§ Direction
From the entries below, gather every line containing the string "filename".

▬▬▬▬▬▬

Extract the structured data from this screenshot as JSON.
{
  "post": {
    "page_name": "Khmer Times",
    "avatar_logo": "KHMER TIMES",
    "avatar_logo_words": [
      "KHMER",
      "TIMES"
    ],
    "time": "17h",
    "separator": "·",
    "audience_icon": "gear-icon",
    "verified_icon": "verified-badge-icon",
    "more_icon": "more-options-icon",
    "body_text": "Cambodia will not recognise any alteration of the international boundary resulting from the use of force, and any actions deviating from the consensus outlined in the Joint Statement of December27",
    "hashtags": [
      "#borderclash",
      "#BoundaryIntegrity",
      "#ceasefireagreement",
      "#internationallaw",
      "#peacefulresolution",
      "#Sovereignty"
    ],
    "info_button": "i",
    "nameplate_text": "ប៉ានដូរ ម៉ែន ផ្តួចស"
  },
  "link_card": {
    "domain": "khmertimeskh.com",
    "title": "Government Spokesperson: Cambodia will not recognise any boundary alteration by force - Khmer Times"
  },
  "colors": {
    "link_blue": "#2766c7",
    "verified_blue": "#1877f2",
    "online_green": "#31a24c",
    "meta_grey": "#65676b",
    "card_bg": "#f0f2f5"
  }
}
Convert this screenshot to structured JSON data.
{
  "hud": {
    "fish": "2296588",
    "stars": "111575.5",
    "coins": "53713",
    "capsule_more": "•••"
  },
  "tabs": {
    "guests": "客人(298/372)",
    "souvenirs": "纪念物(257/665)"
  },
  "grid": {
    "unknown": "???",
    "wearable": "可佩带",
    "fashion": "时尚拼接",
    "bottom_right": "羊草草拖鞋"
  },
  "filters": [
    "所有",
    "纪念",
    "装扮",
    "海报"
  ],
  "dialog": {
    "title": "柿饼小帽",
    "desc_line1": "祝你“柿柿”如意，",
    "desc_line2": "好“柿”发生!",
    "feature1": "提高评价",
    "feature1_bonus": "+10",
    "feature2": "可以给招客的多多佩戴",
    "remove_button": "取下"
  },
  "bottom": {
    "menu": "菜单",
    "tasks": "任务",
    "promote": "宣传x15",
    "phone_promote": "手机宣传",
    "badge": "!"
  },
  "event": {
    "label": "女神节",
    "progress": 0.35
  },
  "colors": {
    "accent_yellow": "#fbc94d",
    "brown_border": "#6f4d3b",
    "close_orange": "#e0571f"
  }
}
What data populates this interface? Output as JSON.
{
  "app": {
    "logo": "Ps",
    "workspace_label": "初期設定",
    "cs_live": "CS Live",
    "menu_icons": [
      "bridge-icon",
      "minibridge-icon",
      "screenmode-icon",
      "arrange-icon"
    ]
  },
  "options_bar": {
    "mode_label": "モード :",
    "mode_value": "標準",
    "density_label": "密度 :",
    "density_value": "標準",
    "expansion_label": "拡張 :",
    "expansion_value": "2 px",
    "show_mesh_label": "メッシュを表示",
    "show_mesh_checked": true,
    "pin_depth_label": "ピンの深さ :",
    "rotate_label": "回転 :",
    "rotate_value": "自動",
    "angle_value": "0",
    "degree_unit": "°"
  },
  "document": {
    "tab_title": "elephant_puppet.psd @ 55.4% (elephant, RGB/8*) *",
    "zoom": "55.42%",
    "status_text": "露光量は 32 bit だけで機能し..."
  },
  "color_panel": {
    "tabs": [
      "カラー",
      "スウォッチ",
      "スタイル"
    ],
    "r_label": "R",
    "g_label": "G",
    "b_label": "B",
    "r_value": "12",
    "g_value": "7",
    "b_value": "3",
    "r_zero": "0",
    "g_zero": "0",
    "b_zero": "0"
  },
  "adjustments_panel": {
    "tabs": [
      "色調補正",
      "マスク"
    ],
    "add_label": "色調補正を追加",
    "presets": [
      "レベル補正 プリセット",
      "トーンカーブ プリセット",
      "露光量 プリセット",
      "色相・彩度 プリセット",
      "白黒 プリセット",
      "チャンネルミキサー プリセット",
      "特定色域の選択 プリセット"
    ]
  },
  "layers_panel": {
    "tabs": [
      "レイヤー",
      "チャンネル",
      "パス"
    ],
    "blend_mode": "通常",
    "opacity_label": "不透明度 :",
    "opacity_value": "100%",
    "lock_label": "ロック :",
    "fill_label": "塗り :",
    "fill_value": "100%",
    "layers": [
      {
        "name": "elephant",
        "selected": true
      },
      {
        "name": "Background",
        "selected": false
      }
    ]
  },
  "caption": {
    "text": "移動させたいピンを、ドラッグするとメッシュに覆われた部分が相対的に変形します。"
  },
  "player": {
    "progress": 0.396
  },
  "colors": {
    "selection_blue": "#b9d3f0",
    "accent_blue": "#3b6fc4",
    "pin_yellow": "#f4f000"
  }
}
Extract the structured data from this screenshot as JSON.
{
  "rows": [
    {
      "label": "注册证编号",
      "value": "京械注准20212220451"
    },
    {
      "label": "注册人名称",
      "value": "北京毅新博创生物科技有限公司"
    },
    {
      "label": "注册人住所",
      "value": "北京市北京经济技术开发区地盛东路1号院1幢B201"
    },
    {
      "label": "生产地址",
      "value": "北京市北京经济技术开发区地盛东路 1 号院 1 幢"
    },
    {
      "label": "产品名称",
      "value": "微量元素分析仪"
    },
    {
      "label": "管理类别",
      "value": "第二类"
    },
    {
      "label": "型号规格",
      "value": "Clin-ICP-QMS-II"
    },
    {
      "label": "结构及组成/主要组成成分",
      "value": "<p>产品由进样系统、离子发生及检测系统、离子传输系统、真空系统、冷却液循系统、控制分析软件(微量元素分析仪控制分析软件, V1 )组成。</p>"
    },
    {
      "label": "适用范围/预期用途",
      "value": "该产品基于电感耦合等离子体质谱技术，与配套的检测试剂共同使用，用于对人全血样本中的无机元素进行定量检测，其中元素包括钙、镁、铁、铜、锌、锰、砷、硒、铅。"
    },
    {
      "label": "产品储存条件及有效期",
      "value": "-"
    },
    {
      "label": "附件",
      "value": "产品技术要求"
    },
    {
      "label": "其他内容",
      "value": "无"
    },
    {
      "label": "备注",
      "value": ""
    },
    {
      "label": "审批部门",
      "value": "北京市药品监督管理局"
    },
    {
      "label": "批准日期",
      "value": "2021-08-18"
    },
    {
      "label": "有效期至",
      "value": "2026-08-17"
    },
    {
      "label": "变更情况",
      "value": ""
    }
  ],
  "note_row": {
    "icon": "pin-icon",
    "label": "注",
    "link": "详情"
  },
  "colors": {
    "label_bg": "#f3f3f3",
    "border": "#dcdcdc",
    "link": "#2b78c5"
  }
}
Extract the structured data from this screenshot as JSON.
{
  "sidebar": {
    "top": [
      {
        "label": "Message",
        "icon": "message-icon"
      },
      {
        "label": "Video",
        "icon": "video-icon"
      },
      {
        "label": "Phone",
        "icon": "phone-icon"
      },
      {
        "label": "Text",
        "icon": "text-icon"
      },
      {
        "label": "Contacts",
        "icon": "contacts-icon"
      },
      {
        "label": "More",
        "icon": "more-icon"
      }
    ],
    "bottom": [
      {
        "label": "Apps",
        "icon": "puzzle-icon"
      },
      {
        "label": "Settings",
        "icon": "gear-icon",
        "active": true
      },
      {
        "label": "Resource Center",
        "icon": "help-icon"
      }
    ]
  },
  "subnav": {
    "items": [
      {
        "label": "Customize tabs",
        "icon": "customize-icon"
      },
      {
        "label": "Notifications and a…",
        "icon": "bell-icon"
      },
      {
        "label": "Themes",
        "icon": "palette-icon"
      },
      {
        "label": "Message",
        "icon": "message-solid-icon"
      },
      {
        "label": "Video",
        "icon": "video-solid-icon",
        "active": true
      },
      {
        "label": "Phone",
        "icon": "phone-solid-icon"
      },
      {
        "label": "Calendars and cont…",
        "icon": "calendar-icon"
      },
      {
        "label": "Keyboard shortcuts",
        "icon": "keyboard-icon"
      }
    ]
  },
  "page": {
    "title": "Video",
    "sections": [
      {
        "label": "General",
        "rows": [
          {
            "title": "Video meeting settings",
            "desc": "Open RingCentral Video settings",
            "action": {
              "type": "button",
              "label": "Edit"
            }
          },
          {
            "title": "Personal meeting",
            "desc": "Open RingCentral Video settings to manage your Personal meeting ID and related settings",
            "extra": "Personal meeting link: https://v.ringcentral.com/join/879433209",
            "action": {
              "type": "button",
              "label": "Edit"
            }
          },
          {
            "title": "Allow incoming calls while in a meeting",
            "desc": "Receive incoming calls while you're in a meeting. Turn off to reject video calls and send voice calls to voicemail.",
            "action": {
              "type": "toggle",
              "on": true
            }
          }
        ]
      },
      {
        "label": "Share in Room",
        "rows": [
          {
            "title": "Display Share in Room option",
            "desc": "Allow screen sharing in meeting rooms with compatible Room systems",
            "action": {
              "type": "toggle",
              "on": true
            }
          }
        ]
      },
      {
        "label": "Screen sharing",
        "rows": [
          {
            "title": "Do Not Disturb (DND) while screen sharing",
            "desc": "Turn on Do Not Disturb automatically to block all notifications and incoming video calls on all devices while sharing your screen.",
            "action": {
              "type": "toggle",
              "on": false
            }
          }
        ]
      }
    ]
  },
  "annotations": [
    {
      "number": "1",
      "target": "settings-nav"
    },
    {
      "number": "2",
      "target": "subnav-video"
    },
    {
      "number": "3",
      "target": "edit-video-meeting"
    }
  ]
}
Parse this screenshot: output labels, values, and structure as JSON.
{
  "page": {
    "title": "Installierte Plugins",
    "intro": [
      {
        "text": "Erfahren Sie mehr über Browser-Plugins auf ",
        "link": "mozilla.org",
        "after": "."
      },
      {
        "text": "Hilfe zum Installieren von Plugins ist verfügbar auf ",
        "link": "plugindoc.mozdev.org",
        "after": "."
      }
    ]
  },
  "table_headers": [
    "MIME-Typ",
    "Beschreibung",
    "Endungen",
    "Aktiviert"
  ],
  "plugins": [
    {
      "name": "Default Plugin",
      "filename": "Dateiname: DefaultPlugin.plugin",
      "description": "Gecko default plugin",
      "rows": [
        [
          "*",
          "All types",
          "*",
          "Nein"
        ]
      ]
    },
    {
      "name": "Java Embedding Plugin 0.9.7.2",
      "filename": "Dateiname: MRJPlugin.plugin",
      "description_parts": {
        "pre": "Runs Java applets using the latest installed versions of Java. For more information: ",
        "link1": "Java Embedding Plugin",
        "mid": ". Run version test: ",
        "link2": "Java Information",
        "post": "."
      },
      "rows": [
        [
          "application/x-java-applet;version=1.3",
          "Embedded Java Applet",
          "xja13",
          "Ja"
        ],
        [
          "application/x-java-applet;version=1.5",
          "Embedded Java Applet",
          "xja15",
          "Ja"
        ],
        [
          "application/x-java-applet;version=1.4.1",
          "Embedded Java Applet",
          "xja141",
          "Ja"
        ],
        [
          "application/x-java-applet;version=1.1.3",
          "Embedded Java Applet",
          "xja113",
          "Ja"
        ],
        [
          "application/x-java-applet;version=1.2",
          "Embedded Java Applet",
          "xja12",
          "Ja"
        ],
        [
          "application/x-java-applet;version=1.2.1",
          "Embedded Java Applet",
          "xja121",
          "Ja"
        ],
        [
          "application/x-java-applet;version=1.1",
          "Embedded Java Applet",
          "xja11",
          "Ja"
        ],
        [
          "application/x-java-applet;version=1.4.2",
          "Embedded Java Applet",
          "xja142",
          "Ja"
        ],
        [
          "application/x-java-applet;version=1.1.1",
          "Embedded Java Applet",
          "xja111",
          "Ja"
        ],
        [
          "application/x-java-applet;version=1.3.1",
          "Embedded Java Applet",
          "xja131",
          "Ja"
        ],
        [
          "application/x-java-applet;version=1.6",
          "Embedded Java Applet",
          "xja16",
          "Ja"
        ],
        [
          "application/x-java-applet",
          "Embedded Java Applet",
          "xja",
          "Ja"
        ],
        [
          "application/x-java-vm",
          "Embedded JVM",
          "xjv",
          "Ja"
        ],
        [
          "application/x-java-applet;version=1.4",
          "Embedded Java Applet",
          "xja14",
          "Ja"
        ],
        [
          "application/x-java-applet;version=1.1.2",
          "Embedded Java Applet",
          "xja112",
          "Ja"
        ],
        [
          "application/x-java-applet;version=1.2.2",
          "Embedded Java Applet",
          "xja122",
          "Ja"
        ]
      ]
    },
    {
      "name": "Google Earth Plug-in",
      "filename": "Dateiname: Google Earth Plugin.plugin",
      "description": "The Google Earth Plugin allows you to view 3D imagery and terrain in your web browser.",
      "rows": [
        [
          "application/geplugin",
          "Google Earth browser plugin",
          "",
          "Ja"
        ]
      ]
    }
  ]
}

▬▬▬▬▬▬

§ Solution for this exercise
      "filename": "Dateiname: DefaultPlugin.plugin",
      "filename": "Dateiname: MRJPlugin.plugin",
      "filename": "Dateiname: Google Earth Plugin.plugin",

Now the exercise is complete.